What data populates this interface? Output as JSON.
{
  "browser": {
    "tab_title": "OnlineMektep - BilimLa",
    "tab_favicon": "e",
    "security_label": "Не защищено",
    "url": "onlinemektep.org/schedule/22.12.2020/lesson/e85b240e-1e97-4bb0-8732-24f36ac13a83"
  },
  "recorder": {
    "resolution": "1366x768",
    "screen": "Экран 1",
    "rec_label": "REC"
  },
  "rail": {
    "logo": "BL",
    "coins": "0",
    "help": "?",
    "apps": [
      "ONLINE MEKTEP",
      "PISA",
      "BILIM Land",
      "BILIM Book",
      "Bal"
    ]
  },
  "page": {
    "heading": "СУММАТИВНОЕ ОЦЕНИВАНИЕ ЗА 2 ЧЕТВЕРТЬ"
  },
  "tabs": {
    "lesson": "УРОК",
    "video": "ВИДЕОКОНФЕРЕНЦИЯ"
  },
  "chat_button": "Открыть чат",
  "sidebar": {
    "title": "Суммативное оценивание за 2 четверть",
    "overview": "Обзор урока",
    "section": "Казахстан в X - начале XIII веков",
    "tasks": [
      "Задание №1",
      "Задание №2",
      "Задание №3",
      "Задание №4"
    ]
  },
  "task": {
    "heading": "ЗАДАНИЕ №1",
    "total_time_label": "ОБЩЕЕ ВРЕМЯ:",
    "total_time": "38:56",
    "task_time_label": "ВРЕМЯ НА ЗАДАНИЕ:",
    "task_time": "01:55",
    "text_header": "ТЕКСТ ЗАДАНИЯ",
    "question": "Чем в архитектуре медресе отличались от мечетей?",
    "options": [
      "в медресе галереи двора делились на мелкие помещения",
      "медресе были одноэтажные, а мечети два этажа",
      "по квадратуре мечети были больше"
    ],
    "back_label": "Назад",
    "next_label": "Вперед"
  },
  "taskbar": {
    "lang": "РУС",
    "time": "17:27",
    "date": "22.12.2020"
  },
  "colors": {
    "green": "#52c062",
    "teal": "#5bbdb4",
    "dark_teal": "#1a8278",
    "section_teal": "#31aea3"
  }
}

▬▬▬

▶ WORK INSTRUCTIONS: Write out every entry verbatim.

▶ THE RESPONSE:
What data populates this interface? Output as JSON.
{
  "browser": {
    "tab_title": "OnlineMektep - BilimLa",
    "tab_favicon": "e",
    "security_label": "Не защищено",
    "url": "onlinemektep.org/schedule/22.12.2020/lesson/e85b240e-1e97-4bb0-8732-24f36ac13a83"
  },
  "recorder": {
    "resolution": "1366x768",
    "screen": "Экран 1",
    "rec_label": "REC"
  },
  "rail": {
    "logo": "BL",
    "coins": "0",
    "help": "?",
    "apps": [
      "ONLINE MEKTEP",
      "PISA",
      "BILIM Land",
      "BILIM Book",
      "Bal"
    ]
  },
  "page": {
    "heading": "СУММАТИВНОЕ ОЦЕНИВАНИЕ ЗА 2 ЧЕТВЕРТЬ"
  },
  "tabs": {
    "lesson": "УРОК",
    "video": "ВИДЕОКОНФЕРЕНЦИЯ"
  },
  "chat_button": "Открыть чат",
  "sidebar": {
    "title": "Суммативное оценивание за 2 четверть",
    "overview": "Обзор урока",
    "section": "Казахстан в X - начале XIII веков",
    "tasks": [
      "Задание №1",
      "Задание №2",
      "Задание №3",
      "Задание №4"
    ]
  },
  "task": {
    "heading": "ЗАДАНИЕ №1",
    "total_time_label": "ОБЩЕЕ ВРЕМЯ:",
    "total_time": "38:56",
    "task_time_label": "ВРЕМЯ НА ЗАДАНИЕ:",
    "task_time": "01:55",
    "text_header": "ТЕКСТ ЗАДАНИЯ",
    "question": "Чем в архитектуре медресе отличались от мечетей?",
    "options": [
      "в медресе галереи двора делились на мелкие помещения",
      "медресе были одноэтажные, а мечети два этажа",
      "по квадратуре мечети были больше"
    ],
    "back_label": "Назад",
    "next_label": "Вперед"
  },
  "taskbar": {
    "lang": "РУС",
    "time": "17:27",
    "date": "22.12.2020"
  },
  "colors": {
    "green": "#52c062",
    "teal": "#5bbdb4",
    "dark_teal": "#1a8278",
    "section_teal": "#31aea3"
  }
}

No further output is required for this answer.